The task:
Give the material once more, word for word, without any images.

## start Data for the task

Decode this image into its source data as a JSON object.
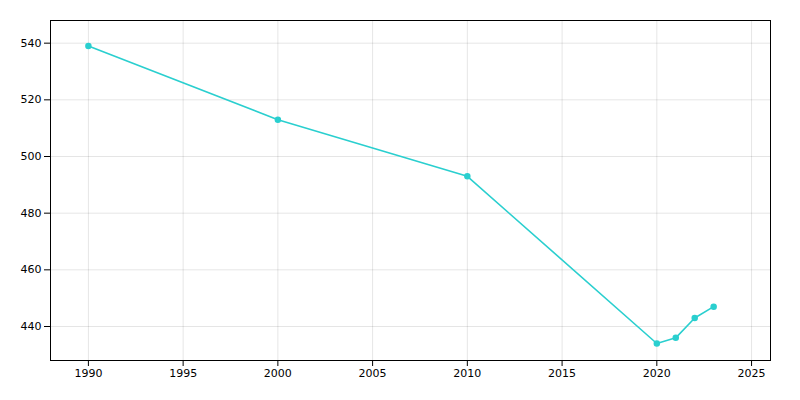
{
  "chart_data": {
    "type": "line",
    "x": [
      1990,
      2000,
      2010,
      2020,
      2021,
      2022,
      2023
    ],
    "values": [
      539,
      513,
      493,
      434,
      436,
      443,
      447
    ],
    "color": "#2acfcf",
    "marker": "circle",
    "xlim": [
      1988,
      2026
    ],
    "ylim": [
      428,
      548
    ],
    "xticks": [
      1990,
      1995,
      2000,
      2005,
      2010,
      2015,
      2020,
      2025
    ],
    "yticks": [
      440,
      460,
      480,
      500,
      520,
      540
    ],
    "grid": true
  }
}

## end Data for the task

Task response:
Decode this image into its source data as a JSON object.
{
  "chart_data": {
    "type": "line",
    "x": [
      1990,
      2000,
      2010,
      2020,
      2021,
      2022,
      2023
    ],
    "values": [
      539,
      513,
      493,
      434,
      436,
      443,
      447
    ],
    "color": "#2acfcf",
    "marker": "circle",
    "xlim": [
      1988,
      2026
    ],
    "ylim": [
      428,
      548
    ],
    "xticks": [
      1990,
      1995,
      2000,
      2005,
      2010,
      2015,
      2020,
      2025
    ],
    "yticks": [
      440,
      460,
      480,
      500,
      520,
      540
    ],
    "grid": true
  }
}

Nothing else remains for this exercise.